Short problem:
Gather every line that includes the word "Закупка", please.

Data to use:
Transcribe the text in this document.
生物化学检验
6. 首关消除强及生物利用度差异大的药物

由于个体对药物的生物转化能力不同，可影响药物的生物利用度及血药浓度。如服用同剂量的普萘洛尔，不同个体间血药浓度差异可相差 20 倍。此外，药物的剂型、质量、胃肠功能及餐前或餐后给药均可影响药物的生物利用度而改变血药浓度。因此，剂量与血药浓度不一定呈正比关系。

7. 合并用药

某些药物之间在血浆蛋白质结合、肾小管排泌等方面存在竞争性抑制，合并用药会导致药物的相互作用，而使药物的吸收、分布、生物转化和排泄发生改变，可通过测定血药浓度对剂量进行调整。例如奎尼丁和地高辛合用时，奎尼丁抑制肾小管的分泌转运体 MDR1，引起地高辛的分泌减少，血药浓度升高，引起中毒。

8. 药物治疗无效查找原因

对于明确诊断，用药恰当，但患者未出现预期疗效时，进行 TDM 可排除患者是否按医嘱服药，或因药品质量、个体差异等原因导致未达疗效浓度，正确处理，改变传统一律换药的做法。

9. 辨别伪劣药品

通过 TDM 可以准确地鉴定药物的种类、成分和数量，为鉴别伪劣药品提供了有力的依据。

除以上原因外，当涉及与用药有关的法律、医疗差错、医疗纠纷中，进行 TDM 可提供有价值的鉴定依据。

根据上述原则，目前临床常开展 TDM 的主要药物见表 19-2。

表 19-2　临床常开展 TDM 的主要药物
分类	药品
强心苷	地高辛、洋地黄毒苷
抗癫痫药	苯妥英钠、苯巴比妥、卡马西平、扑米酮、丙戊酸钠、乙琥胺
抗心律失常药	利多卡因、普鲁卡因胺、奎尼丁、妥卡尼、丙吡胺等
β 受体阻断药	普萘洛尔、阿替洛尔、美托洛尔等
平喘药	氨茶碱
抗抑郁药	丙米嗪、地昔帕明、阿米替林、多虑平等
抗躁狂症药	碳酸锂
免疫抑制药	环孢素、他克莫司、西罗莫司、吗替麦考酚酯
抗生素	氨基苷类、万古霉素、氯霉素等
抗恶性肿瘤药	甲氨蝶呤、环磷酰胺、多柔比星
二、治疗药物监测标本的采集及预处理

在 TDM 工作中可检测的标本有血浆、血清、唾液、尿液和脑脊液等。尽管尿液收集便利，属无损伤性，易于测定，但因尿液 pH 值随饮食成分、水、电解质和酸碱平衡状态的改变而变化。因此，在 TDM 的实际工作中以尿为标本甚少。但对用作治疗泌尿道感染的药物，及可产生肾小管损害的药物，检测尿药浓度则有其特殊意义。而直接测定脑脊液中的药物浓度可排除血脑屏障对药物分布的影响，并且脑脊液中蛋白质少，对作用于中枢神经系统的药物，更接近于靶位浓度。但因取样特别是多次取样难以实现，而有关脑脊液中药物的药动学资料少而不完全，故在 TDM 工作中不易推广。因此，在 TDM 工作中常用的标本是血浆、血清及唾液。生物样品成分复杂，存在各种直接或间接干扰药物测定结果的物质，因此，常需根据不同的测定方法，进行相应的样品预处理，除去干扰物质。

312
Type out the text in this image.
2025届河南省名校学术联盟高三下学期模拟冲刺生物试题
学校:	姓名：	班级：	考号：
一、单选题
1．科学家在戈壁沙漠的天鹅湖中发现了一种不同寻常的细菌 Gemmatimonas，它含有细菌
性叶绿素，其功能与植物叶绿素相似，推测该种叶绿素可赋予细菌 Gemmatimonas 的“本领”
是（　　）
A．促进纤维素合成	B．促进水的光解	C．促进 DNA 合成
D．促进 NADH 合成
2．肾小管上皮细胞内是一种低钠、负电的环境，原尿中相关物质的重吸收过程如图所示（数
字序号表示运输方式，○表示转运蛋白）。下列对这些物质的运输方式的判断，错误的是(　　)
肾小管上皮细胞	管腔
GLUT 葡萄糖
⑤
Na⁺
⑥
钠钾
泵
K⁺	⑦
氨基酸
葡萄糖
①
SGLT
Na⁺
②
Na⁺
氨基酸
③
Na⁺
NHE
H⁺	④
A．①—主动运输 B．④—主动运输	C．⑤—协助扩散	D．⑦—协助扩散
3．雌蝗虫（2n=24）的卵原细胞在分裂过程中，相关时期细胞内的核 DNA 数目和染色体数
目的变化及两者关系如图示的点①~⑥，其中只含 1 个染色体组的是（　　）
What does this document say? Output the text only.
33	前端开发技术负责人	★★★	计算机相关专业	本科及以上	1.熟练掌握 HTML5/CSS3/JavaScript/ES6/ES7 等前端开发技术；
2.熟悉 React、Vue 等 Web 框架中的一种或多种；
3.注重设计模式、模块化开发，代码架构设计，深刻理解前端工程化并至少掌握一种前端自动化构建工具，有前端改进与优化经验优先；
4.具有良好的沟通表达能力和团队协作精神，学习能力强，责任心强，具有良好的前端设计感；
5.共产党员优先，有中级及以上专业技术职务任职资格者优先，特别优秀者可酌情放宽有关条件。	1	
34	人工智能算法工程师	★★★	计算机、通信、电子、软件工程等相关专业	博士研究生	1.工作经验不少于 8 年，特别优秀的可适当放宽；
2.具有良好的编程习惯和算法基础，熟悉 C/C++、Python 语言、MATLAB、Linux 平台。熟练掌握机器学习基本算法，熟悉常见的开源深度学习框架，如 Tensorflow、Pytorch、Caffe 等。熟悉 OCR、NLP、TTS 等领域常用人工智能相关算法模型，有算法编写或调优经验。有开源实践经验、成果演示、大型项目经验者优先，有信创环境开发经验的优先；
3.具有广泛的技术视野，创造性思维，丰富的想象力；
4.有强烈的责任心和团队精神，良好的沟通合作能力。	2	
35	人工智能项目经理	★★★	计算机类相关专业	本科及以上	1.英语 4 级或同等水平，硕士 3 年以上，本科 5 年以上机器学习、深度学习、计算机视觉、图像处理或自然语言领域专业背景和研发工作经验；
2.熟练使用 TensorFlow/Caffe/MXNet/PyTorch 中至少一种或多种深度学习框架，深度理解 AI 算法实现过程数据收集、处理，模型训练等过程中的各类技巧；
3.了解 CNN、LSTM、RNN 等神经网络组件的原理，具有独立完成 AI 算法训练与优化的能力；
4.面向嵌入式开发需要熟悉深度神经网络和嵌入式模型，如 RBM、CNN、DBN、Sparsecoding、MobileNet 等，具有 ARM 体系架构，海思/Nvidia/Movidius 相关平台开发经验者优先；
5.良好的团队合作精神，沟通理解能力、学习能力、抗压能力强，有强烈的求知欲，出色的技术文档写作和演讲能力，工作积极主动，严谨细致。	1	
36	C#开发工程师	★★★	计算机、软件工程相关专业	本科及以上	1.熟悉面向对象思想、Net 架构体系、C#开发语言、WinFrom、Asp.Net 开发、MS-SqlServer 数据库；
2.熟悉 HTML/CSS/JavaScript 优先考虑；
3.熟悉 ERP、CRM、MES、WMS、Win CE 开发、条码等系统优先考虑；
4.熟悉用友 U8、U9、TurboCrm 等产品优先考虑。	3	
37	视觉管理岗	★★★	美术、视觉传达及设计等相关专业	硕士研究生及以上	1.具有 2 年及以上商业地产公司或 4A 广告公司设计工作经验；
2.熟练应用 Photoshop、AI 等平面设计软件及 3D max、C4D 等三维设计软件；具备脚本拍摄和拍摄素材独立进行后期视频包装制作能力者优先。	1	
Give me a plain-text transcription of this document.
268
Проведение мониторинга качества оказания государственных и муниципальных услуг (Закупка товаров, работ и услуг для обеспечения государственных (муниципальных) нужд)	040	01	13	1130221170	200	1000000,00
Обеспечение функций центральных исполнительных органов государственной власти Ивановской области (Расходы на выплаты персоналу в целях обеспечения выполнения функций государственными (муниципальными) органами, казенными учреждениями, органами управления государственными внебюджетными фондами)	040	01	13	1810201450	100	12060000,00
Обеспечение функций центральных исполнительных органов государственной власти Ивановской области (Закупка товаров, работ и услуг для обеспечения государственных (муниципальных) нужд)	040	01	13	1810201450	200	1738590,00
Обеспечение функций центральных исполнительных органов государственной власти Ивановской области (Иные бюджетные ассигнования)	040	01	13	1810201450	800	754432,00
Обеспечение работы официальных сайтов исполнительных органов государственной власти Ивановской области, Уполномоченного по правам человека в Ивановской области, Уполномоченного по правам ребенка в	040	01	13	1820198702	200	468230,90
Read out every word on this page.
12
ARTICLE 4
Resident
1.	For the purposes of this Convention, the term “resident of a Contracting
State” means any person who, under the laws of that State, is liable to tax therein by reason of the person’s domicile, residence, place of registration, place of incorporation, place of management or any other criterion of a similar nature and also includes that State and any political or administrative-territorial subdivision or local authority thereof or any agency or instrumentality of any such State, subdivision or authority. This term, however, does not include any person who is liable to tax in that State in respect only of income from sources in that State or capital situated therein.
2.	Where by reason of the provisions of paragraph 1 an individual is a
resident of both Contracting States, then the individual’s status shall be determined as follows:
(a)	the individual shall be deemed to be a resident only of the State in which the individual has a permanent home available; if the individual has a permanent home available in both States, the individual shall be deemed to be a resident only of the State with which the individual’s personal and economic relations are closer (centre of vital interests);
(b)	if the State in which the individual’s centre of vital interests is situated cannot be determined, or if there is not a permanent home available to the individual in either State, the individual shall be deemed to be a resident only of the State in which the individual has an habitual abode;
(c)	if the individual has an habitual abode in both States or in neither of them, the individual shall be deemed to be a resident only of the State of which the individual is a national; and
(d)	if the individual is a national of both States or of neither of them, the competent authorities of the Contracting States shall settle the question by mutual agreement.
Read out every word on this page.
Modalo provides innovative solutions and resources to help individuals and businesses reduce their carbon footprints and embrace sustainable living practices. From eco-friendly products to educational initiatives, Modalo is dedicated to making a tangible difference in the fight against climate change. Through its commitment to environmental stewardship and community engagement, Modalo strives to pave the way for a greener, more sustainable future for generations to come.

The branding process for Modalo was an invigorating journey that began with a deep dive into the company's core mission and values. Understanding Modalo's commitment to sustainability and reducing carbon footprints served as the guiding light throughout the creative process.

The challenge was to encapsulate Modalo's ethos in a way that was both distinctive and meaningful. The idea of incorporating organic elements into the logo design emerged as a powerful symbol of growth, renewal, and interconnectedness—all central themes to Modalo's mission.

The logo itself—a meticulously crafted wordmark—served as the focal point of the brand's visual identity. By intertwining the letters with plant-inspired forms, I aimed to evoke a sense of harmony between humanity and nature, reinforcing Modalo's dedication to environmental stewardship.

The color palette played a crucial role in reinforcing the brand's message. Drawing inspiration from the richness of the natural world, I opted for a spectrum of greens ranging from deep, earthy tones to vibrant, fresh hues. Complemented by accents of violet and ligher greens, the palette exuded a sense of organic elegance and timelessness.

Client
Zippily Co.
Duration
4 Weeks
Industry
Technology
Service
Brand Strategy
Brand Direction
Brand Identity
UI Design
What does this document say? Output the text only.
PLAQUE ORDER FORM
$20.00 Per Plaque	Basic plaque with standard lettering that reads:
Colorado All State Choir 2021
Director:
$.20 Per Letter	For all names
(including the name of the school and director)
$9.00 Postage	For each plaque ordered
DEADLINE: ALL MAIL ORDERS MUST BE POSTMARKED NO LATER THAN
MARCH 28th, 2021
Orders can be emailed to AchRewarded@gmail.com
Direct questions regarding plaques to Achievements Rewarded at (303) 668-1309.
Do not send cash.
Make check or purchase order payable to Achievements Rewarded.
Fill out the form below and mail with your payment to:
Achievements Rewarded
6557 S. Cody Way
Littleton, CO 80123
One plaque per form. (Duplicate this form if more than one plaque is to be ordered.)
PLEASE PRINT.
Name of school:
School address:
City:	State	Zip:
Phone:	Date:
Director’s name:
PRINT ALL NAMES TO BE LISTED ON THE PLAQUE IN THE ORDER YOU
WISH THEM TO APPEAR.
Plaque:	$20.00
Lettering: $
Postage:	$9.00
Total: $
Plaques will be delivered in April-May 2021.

Full response:
Проведение мониторинга качества оказания государственных и муниципальных услуг (Закупка товаров, работ и услуг для обеспечения государственных (муниципальных) нужд)	040	01	13	1130221170	200	1000000,00
Обеспечение функций центральных исполнительных органов государственной власти Ивановской области (Закупка товаров, работ и услуг для обеспечения государственных (муниципальных) нужд)	040	01	13	1810201450	200	1738590,00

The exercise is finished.